[Records contained in a dataset]
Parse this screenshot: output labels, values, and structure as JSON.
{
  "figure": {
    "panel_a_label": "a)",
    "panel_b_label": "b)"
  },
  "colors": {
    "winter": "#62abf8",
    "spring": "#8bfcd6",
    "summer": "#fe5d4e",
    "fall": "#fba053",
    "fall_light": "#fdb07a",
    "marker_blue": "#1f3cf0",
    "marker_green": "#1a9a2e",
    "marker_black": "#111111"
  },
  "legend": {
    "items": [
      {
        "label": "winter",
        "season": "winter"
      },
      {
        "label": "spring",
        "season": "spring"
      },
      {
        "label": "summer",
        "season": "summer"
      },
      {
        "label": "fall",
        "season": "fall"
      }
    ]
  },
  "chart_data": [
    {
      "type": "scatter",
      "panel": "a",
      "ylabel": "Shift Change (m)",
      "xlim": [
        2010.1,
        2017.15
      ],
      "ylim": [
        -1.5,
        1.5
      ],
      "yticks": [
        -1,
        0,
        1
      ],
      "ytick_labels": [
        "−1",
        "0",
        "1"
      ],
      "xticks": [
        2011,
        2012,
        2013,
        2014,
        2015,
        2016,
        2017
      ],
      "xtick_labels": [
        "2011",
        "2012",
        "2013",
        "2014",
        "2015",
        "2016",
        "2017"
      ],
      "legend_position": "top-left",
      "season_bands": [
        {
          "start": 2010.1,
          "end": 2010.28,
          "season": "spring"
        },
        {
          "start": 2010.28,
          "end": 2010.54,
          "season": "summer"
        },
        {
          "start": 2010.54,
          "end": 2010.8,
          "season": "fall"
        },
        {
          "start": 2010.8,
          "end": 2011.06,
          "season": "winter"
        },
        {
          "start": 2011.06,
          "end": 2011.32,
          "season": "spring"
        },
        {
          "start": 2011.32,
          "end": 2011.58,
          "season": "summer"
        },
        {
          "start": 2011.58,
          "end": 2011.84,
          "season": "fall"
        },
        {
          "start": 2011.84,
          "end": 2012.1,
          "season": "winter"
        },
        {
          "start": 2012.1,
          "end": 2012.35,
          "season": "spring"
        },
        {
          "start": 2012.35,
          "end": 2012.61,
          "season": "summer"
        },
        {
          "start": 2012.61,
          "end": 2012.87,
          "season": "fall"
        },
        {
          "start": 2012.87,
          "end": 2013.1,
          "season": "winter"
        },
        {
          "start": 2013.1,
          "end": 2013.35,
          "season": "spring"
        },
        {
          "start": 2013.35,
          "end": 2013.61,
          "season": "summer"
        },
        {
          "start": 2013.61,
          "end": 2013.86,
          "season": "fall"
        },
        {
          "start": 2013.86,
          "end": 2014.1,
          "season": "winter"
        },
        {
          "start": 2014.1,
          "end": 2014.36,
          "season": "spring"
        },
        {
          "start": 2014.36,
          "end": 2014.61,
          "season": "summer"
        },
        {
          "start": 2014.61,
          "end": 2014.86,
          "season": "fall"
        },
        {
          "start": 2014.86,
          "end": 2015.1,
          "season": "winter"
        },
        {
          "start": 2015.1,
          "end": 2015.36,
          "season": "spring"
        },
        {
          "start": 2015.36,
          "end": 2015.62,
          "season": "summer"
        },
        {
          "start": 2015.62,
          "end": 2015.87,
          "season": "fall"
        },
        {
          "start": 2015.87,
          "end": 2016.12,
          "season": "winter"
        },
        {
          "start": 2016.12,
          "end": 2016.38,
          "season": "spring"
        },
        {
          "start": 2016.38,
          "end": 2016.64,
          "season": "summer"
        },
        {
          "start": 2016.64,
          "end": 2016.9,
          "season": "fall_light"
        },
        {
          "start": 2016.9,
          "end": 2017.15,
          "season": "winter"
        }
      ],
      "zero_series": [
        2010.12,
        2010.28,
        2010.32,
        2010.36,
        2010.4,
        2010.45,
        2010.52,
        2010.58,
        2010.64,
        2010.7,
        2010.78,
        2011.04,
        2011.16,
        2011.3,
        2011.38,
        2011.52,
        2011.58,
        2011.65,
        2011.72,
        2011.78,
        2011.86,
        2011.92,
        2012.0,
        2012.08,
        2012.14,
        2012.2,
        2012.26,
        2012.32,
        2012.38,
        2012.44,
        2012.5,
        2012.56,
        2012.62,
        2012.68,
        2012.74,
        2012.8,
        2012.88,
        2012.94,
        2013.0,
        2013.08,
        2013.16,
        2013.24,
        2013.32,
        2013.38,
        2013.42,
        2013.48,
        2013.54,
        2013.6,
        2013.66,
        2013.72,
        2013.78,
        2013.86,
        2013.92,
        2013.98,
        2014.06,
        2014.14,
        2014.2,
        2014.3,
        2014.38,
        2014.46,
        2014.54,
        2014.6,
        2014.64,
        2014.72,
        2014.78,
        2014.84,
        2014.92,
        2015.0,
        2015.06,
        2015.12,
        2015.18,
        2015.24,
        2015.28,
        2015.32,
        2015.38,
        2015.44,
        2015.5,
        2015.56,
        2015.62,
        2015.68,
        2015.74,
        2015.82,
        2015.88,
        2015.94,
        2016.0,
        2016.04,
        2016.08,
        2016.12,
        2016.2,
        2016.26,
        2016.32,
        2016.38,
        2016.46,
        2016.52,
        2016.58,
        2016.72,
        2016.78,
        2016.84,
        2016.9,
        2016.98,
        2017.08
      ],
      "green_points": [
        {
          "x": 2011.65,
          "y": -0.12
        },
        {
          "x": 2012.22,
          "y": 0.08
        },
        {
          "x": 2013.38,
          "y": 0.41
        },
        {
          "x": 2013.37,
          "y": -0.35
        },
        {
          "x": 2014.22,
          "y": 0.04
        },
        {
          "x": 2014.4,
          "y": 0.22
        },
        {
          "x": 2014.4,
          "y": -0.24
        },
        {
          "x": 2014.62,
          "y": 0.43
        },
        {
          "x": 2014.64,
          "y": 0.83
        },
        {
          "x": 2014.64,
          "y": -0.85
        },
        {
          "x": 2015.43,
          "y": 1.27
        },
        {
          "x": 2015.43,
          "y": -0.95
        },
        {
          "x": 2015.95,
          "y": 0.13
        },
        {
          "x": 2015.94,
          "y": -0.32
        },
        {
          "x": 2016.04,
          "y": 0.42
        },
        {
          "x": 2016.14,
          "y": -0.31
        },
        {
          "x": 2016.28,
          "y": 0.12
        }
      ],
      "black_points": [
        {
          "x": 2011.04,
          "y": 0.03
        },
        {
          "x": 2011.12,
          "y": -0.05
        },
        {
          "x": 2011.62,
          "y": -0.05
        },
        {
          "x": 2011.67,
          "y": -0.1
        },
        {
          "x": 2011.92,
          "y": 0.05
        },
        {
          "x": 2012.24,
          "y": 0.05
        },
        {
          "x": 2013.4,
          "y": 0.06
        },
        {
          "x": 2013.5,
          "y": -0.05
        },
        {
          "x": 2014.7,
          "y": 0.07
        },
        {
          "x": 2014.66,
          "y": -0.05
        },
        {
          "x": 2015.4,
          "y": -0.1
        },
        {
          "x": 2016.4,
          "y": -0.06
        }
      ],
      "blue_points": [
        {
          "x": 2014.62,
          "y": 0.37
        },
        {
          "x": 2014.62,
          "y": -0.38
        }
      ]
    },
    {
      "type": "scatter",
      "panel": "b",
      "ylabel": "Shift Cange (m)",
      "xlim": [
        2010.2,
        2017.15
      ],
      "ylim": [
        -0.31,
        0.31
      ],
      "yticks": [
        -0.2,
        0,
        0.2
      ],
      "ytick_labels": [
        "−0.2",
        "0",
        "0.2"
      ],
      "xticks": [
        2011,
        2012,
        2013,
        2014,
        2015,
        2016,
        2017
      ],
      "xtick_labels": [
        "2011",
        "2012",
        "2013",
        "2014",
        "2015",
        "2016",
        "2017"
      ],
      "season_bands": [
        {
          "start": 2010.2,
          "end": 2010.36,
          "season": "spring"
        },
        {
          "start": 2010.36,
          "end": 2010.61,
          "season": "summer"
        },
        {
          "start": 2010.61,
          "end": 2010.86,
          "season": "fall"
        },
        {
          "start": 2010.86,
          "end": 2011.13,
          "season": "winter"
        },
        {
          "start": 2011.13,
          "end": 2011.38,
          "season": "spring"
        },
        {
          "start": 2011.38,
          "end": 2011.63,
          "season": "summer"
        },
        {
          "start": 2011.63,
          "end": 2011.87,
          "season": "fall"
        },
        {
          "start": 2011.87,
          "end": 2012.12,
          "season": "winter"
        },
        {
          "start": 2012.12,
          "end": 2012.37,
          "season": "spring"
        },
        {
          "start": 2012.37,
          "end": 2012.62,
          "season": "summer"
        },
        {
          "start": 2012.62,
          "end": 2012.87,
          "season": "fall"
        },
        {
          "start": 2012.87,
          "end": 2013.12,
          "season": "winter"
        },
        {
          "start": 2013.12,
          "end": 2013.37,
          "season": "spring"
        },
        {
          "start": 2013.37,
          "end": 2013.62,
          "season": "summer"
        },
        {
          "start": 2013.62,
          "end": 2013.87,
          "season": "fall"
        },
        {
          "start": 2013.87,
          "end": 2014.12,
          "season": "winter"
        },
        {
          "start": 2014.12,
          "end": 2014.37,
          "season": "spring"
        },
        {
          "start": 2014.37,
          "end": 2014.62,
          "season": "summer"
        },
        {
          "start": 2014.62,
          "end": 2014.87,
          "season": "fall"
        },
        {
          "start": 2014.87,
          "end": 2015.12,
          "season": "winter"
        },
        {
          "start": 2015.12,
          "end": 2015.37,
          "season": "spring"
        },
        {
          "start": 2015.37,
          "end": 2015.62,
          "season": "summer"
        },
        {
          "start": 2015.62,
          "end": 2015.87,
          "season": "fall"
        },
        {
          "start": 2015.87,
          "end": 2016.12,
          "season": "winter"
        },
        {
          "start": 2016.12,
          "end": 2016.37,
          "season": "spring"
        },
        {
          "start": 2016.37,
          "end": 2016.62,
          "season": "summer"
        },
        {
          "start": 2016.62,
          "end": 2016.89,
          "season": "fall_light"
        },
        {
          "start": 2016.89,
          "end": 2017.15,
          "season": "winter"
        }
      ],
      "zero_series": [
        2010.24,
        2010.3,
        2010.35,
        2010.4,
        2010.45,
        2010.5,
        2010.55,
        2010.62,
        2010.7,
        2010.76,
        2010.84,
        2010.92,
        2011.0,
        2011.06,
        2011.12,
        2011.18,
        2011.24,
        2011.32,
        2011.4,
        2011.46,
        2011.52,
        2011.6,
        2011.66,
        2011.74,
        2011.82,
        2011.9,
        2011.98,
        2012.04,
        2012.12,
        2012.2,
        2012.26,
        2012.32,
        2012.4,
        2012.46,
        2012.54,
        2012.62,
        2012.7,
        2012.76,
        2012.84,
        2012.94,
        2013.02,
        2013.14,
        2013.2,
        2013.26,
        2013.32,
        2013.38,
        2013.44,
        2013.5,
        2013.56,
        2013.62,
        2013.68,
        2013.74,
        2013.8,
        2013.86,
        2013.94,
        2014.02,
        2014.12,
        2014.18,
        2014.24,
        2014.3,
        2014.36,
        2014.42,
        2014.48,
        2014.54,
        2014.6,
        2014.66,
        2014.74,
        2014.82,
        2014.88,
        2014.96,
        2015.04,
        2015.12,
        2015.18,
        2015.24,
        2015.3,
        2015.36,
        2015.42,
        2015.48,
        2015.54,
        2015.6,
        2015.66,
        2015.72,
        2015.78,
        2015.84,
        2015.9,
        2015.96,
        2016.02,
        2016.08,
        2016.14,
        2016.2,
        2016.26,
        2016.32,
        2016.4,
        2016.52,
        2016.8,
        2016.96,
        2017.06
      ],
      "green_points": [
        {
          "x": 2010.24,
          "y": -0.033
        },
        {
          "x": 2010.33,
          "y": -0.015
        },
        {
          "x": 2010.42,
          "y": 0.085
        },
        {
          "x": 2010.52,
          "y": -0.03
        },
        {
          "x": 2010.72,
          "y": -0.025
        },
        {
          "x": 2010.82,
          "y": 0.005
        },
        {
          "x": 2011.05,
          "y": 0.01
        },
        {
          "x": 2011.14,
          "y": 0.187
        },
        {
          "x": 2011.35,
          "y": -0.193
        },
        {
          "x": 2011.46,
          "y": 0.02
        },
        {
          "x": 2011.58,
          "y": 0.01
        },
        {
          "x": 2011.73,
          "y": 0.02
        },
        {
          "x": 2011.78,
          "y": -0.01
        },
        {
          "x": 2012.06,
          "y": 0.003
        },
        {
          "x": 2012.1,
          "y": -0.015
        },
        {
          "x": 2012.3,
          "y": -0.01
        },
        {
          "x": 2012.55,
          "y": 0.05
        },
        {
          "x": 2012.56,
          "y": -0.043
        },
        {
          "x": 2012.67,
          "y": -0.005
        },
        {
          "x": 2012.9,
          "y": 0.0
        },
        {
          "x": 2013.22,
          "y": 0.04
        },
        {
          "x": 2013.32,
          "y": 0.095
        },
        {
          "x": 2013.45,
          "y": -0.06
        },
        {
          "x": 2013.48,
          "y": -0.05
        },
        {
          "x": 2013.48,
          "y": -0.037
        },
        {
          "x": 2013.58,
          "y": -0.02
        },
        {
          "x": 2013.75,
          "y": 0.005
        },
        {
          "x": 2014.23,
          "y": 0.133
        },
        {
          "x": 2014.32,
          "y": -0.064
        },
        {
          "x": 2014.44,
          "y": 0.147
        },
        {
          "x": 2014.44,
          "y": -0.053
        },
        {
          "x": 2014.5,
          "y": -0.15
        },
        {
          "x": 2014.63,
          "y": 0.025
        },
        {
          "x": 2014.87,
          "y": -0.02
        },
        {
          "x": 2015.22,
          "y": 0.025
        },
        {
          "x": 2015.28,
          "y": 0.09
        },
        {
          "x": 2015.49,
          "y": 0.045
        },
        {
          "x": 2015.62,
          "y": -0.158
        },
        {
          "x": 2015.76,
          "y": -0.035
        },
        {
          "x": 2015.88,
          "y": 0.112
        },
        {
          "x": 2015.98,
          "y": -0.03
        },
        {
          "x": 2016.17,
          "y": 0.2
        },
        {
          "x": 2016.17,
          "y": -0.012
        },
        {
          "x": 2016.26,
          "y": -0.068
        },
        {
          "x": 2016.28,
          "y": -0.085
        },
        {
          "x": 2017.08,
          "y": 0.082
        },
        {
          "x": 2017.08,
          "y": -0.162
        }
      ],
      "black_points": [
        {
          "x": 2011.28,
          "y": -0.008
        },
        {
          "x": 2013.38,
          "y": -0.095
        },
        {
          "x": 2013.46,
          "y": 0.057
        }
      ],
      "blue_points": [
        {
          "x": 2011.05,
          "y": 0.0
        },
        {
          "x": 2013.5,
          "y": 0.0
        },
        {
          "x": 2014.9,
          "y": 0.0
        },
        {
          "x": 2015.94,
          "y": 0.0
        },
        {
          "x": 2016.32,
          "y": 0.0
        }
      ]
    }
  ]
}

WRITTEN EXERCISE: Within the listing above, copy each line that has the string "Shift".

ANSWER TO THIS EXERCISE:
      "ylabel": "Shift Change (m)",
      "ylabel": "Shift Cange (m)",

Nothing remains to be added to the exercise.